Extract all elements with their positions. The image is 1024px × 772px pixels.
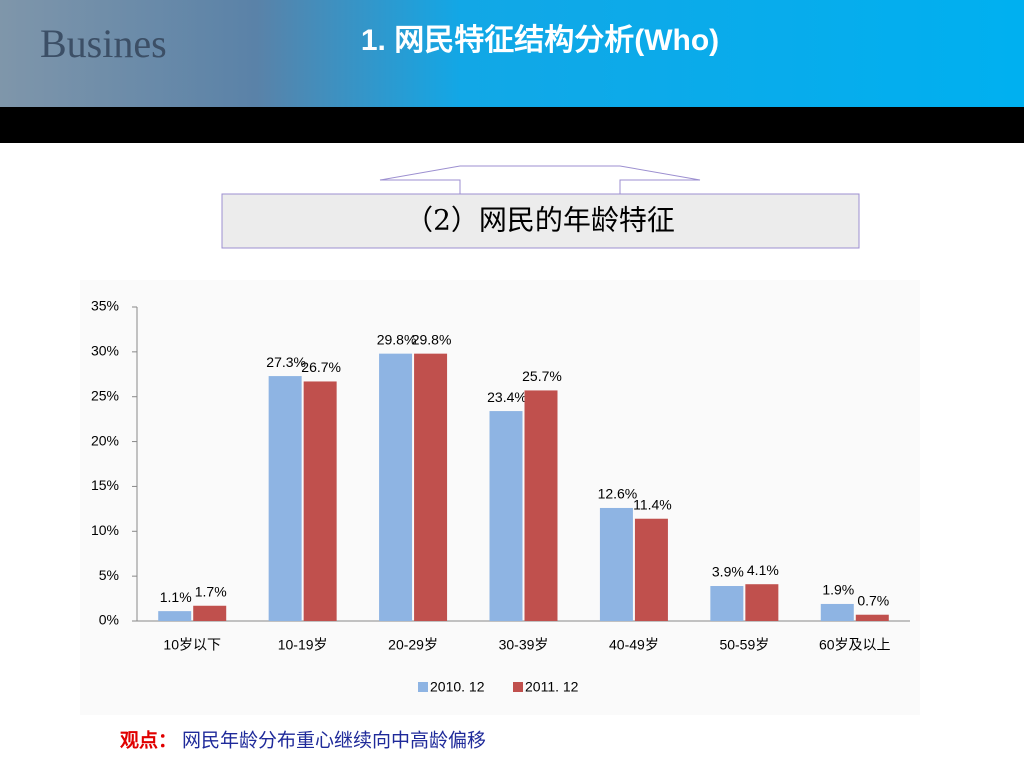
value-label: 26.7% [301, 359, 341, 375]
y-tick-label: 0% [99, 612, 119, 628]
bar [599, 507, 633, 621]
x-tick-label: 40-49岁 [609, 637, 659, 653]
legend-label: 2011. 12 [525, 679, 579, 695]
value-label: 27.3% [266, 354, 306, 370]
x-tick-label: 30-39岁 [499, 637, 549, 653]
bar [268, 376, 302, 621]
subtitle: （2）网民的年龄特征 [405, 204, 675, 237]
bar [820, 603, 854, 621]
bar [303, 381, 337, 621]
bar [158, 611, 192, 621]
value-label: 29.8% [377, 331, 417, 347]
value-label: 11.4% [633, 496, 672, 512]
y-tick-label: 35% [91, 298, 119, 314]
value-label: 23.4% [487, 389, 527, 405]
value-label: 0.7% [857, 592, 889, 608]
x-tick-label: 60岁及以上 [819, 637, 891, 653]
value-label: 1.9% [822, 582, 854, 598]
bar [524, 390, 558, 621]
bar [193, 605, 227, 621]
banner-decoration: Busines [40, 21, 167, 66]
y-tick-label: 30% [91, 343, 119, 359]
value-label: 4.1% [747, 562, 779, 578]
value-label: 12.6% [598, 486, 638, 502]
bar [710, 586, 744, 621]
value-label: 29.8% [412, 331, 452, 347]
arrow-shape [379, 165, 701, 195]
bar [855, 614, 889, 621]
x-tick-label: 20-29岁 [388, 637, 438, 653]
legend-label: 2010. 12 [430, 679, 485, 695]
bar [489, 411, 523, 621]
subtitle-box [221, 193, 860, 249]
x-tick-label: 50-59岁 [719, 637, 769, 653]
header-banner [0, 0, 1024, 107]
legend-swatch [513, 682, 523, 692]
x-tick-label: 10-19岁 [278, 637, 328, 653]
bar [414, 353, 448, 621]
value-label: 1.7% [195, 583, 227, 599]
y-tick-label: 10% [91, 522, 119, 538]
header-stripe [0, 107, 1024, 143]
bar [634, 518, 668, 621]
bar [379, 353, 413, 621]
note-text: 网民年龄分布重心继续向中高龄偏移 [182, 730, 486, 752]
value-label: 3.9% [712, 564, 744, 580]
value-label: 25.7% [522, 368, 562, 384]
y-tick-label: 5% [99, 567, 119, 583]
note-label: 观点： [120, 730, 177, 752]
y-tick-label: 20% [91, 432, 119, 448]
y-tick-label: 15% [91, 477, 119, 493]
bar [745, 584, 779, 621]
x-tick-label: 10岁以下 [163, 637, 221, 653]
y-tick-label: 25% [91, 387, 119, 403]
legend-swatch [418, 682, 428, 692]
page-title: 1. 网民特征结构分析(Who) [361, 24, 719, 57]
value-label: 1.1% [160, 589, 192, 605]
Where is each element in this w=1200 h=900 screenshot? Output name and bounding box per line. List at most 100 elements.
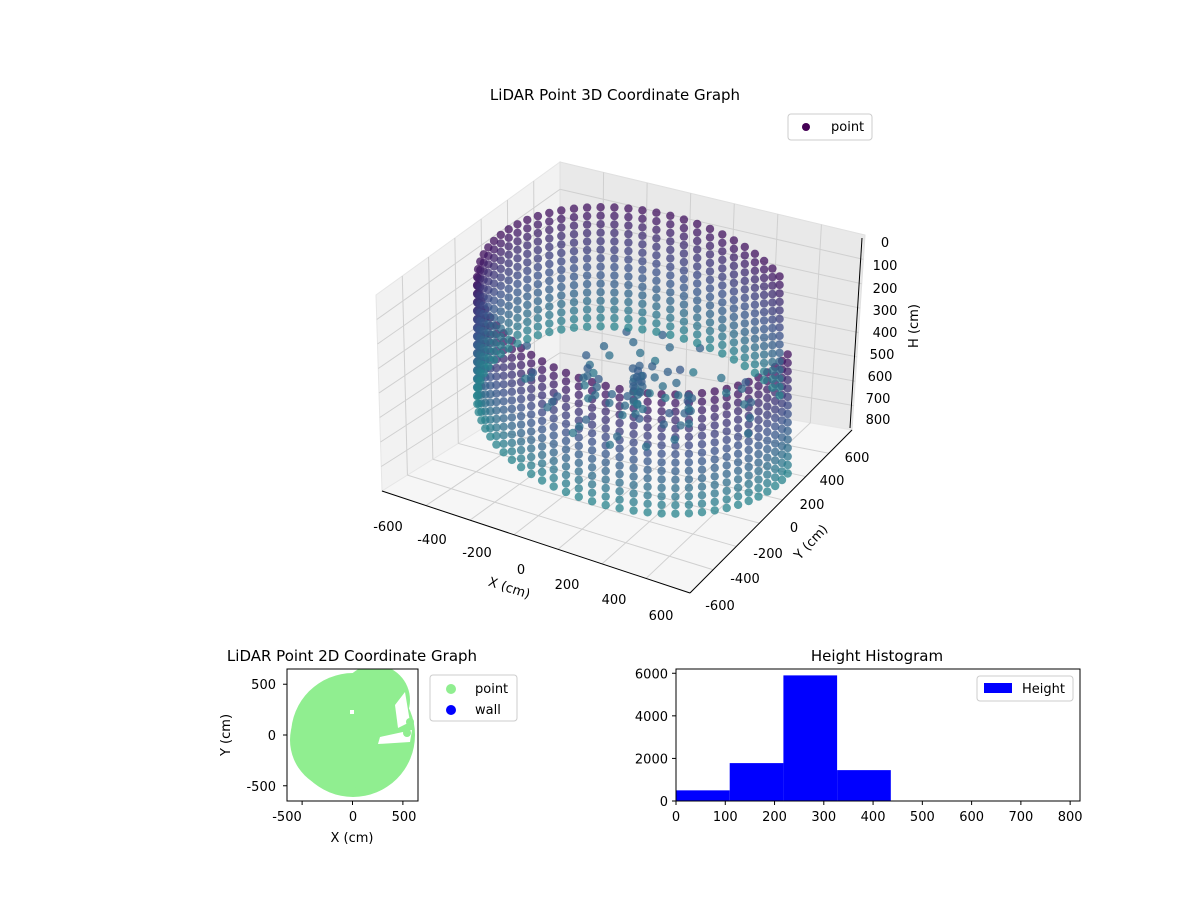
y-tick-label: 0 xyxy=(790,521,798,536)
data-point xyxy=(750,266,760,275)
data-point xyxy=(549,380,558,389)
data-point xyxy=(504,276,513,285)
data-point xyxy=(759,333,769,342)
data-point xyxy=(705,318,715,327)
data-point xyxy=(545,285,554,294)
x-tick-labels-3d: -600 -400 -200 0 200 400 600 xyxy=(373,520,673,624)
data-point xyxy=(740,344,749,354)
data-point xyxy=(610,279,619,289)
data-point xyxy=(693,287,702,297)
data-point xyxy=(775,297,784,307)
data-point xyxy=(574,399,583,408)
data-point xyxy=(775,374,784,383)
data-point xyxy=(763,461,772,471)
data-point xyxy=(643,508,652,517)
data-point xyxy=(527,410,536,419)
data-point xyxy=(492,380,501,390)
data-point xyxy=(697,440,707,449)
data-point xyxy=(507,370,517,379)
data-point xyxy=(545,310,554,320)
data-point xyxy=(516,445,526,455)
data-point xyxy=(601,475,610,484)
data-point xyxy=(587,437,597,446)
data-point xyxy=(569,221,579,230)
data-point xyxy=(750,360,760,369)
data-point xyxy=(610,262,619,272)
data-point xyxy=(684,458,694,467)
data-point xyxy=(610,288,619,297)
data-point xyxy=(610,313,619,323)
data-point xyxy=(623,392,632,401)
data-point xyxy=(615,384,624,394)
data-point xyxy=(516,437,526,446)
data-point xyxy=(729,312,739,322)
data-point xyxy=(549,482,558,491)
data-point xyxy=(783,350,792,359)
y-tick-labels-3d: -600 -400 -200 0 200 400 600 xyxy=(705,451,869,614)
data-point xyxy=(684,492,694,501)
data-point xyxy=(610,271,619,280)
data-point xyxy=(783,392,792,402)
data-point xyxy=(754,449,763,459)
z-axis-line xyxy=(849,237,863,429)
data-point xyxy=(569,298,579,307)
data-point xyxy=(591,390,600,400)
data-point xyxy=(504,259,513,268)
y-tick-label: 600 xyxy=(845,451,870,466)
data-point xyxy=(775,314,784,324)
data-point xyxy=(718,264,727,273)
data-point xyxy=(523,224,532,233)
data-point xyxy=(783,384,792,393)
data-point xyxy=(527,359,536,368)
data-point xyxy=(587,471,597,480)
data-point xyxy=(523,283,532,293)
data-point xyxy=(507,438,517,448)
data-point xyxy=(624,229,633,239)
data-point xyxy=(496,307,505,316)
data-point xyxy=(545,217,554,226)
data-point xyxy=(496,341,505,350)
data-point xyxy=(489,270,499,280)
data-point xyxy=(610,237,619,246)
histogram-ticks: 0 100 200 300 400 500 600 700 800 0 2000 4000 6000 xyxy=(635,667,1083,825)
data-point xyxy=(710,506,719,515)
data-point xyxy=(729,338,739,347)
data-point xyxy=(523,258,532,267)
data-point xyxy=(615,487,624,496)
z-axis-label-3d: H (cm) xyxy=(907,304,922,348)
data-point xyxy=(648,362,657,371)
data-point xyxy=(504,250,513,259)
z-tick-labels-3d: 0 100 200 300 400 500 600 700 800 xyxy=(866,236,898,428)
data-point xyxy=(768,357,777,367)
data-point xyxy=(722,388,731,398)
data-point xyxy=(561,411,571,420)
data-point xyxy=(537,416,547,426)
data-point xyxy=(759,282,769,291)
data-point xyxy=(533,254,543,263)
data-point xyxy=(582,262,592,272)
data-point xyxy=(718,298,727,307)
data-point xyxy=(775,280,784,290)
data-point xyxy=(496,230,505,240)
data-point xyxy=(771,464,780,474)
data-point xyxy=(629,429,638,439)
data-point xyxy=(638,231,647,240)
data-point xyxy=(643,491,652,500)
data-point xyxy=(733,407,743,416)
data-point xyxy=(605,351,614,360)
data-point xyxy=(684,449,694,458)
data-point xyxy=(594,374,603,384)
data-point xyxy=(574,433,583,442)
data-point xyxy=(504,318,513,328)
gap-region xyxy=(395,692,410,728)
data-point xyxy=(632,372,642,381)
legend-2d: point wall xyxy=(429,674,518,722)
data-point xyxy=(605,440,615,449)
data-point xyxy=(615,504,624,513)
data-point xyxy=(643,474,652,483)
data-point xyxy=(638,265,647,274)
data-point xyxy=(489,262,499,271)
data-point xyxy=(705,258,715,268)
data-point xyxy=(516,360,526,370)
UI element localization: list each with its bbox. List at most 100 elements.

● ● ● ● ●

**Exercise aim**
Transcribe every line of the items above verbatim, omitting the pictures from your answer.

**Task response**
Extract all elements with their positions. The image is 1024px × 772px pixels.
value-label: 26.7% [301, 359, 341, 375]
y-tick-label: 0% [99, 612, 119, 628]
bar [599, 507, 633, 621]
x-tick-label: 40-49岁 [609, 637, 659, 653]
legend-label: 2011. 12 [525, 679, 579, 695]
value-label: 27.3% [266, 354, 306, 370]
x-tick-label: 30-39岁 [499, 637, 549, 653]
bar [268, 376, 302, 621]
subtitle: （2）网民的年龄特征 [405, 204, 675, 237]
bar [820, 603, 854, 621]
bar [303, 381, 337, 621]
bar [158, 611, 192, 621]
value-label: 29.8% [377, 331, 417, 347]
value-label: 11.4% [633, 496, 672, 512]
y-tick-label: 35% [91, 298, 119, 314]
value-label: 23.4% [487, 389, 527, 405]
value-label: 0.7% [857, 592, 889, 608]
x-tick-label: 60岁及以上 [819, 637, 891, 653]
value-label: 1.9% [822, 582, 854, 598]
bar [524, 390, 558, 621]
bar [193, 605, 227, 621]
banner-decoration: Busines [40, 21, 167, 66]
y-tick-label: 30% [91, 343, 119, 359]
value-label: 4.1% [747, 562, 779, 578]
value-label: 12.6% [598, 486, 638, 502]
bar [710, 586, 744, 621]
value-label: 29.8% [412, 331, 452, 347]
arrow-shape [379, 165, 701, 195]
bar [855, 614, 889, 621]
x-tick-label: 20-29岁 [388, 637, 438, 653]
legend-label: 2010. 12 [430, 679, 485, 695]
bar [489, 411, 523, 621]
subtitle-box [221, 193, 860, 249]
x-tick-label: 50-59岁 [719, 637, 769, 653]
header-banner [0, 0, 1024, 107]
legend-swatch [513, 682, 523, 692]
x-tick-label: 10-19岁 [278, 637, 328, 653]
bar [414, 353, 448, 621]
value-label: 1.7% [195, 583, 227, 599]
y-tick-label: 10% [91, 522, 119, 538]
header-stripe [0, 107, 1024, 143]
bar [634, 518, 668, 621]
bar [379, 353, 413, 621]
note-text: 网民年龄分布重心继续向中高龄偏移 [182, 730, 486, 752]
value-label: 3.9% [712, 564, 744, 580]
value-label: 25.7% [522, 368, 562, 384]
y-tick-label: 5% [99, 567, 119, 583]
note-label: 观点： [120, 730, 177, 752]
y-tick-label: 20% [91, 432, 119, 448]
y-tick-label: 15% [91, 477, 119, 493]
bar [745, 584, 779, 621]
x-tick-label: 10岁以下 [163, 637, 221, 653]
y-tick-label: 25% [91, 387, 119, 403]
legend-swatch [418, 682, 428, 692]
page-title: 1. 网民特征结构分析(Who) [361, 24, 719, 57]
value-label: 1.1% [160, 589, 192, 605]
Where is each element in this w=1200 h=900 screenshot? Output name and bounding box per line. List at most 100 elements.
y-tick-label: 0 xyxy=(790,521,798,536)
data-point xyxy=(750,266,760,275)
data-point xyxy=(549,380,558,389)
data-point xyxy=(504,276,513,285)
data-point xyxy=(759,333,769,342)
data-point xyxy=(705,318,715,327)
data-point xyxy=(545,285,554,294)
x-tick-labels-3d: -600 -400 -200 0 200 400 600 xyxy=(373,520,673,624)
data-point xyxy=(740,344,749,354)
data-point xyxy=(610,279,619,289)
data-point xyxy=(693,287,702,297)
data-point xyxy=(775,297,784,307)
data-point xyxy=(574,399,583,408)
data-point xyxy=(775,374,784,383)
data-point xyxy=(763,461,772,471)
data-point xyxy=(643,508,652,517)
data-point xyxy=(527,410,536,419)
data-point xyxy=(492,380,501,390)
data-point xyxy=(697,440,707,449)
data-point xyxy=(507,370,517,379)
data-point xyxy=(545,310,554,320)
data-point xyxy=(516,445,526,455)
data-point xyxy=(601,475,610,484)
data-point xyxy=(587,437,597,446)
data-point xyxy=(569,221,579,230)
data-point xyxy=(750,360,760,369)
data-point xyxy=(610,262,619,272)
data-point xyxy=(684,458,694,467)
data-point xyxy=(610,288,619,297)
data-point xyxy=(610,313,619,323)
data-point xyxy=(623,392,632,401)
data-point xyxy=(615,384,624,394)
data-point xyxy=(516,437,526,446)
data-point xyxy=(729,312,739,322)
data-point xyxy=(549,482,558,491)
data-point xyxy=(783,350,792,359)
y-tick-labels-3d: -600 -400 -200 0 200 400 600 xyxy=(705,451,869,614)
data-point xyxy=(684,492,694,501)
data-point xyxy=(610,271,619,280)
data-point xyxy=(783,392,792,402)
data-point xyxy=(754,449,763,459)
z-axis-line xyxy=(849,237,863,429)
data-point xyxy=(569,298,579,307)
data-point xyxy=(591,390,600,400)
data-point xyxy=(504,259,513,268)
y-tick-label: 600 xyxy=(845,451,870,466)
data-point xyxy=(775,314,784,324)
data-point xyxy=(718,264,727,273)
data-point xyxy=(523,224,532,233)
data-point xyxy=(783,384,792,393)
data-point xyxy=(527,359,536,368)
data-point xyxy=(587,471,597,480)
data-point xyxy=(523,283,532,293)
data-point xyxy=(507,438,517,448)
data-point xyxy=(624,229,633,239)
data-point xyxy=(496,307,505,316)
data-point xyxy=(545,217,554,226)
data-point xyxy=(496,341,505,350)
data-point xyxy=(489,270,499,280)
data-point xyxy=(610,237,619,246)
histogram-ticks: 0 100 200 300 400 500 600 700 800 0 2000 4000 6000 xyxy=(635,667,1083,825)
data-point xyxy=(710,506,719,515)
data-point xyxy=(729,338,739,347)
data-point xyxy=(523,258,532,267)
data-point xyxy=(615,487,624,496)
z-axis-label-3d: H (cm) xyxy=(907,304,922,348)
data-point xyxy=(648,362,657,371)
data-point xyxy=(504,250,513,259)
z-tick-labels-3d: 0 100 200 300 400 500 600 700 800 xyxy=(866,236,898,428)
data-point xyxy=(768,357,777,367)
data-point xyxy=(722,388,731,398)
data-point xyxy=(561,411,571,420)
data-point xyxy=(537,416,547,426)
data-point xyxy=(759,282,769,291)
data-point xyxy=(533,254,543,263)
data-point xyxy=(582,262,592,272)
data-point xyxy=(718,298,727,307)
data-point xyxy=(775,280,784,290)
data-point xyxy=(496,230,505,240)
data-point xyxy=(771,464,780,474)
data-point xyxy=(629,429,638,439)
data-point xyxy=(638,231,647,240)
data-point xyxy=(643,491,652,500)
data-point xyxy=(733,407,743,416)
data-point xyxy=(605,351,614,360)
data-point xyxy=(684,449,694,458)
data-point xyxy=(594,374,603,384)
data-point xyxy=(574,433,583,442)
data-point xyxy=(504,318,513,328)
gap-region xyxy=(395,692,410,728)
data-point xyxy=(632,372,642,381)
legend-2d: point wall xyxy=(429,674,518,722)
data-point xyxy=(605,440,615,449)
data-point xyxy=(615,504,624,513)
data-point xyxy=(643,474,652,483)
data-point xyxy=(638,265,647,274)
data-point xyxy=(489,262,499,271)
data-point xyxy=(705,258,715,268)
data-point xyxy=(516,360,526,370)
UI element localization: list each with its bbox. List at most 100 elements.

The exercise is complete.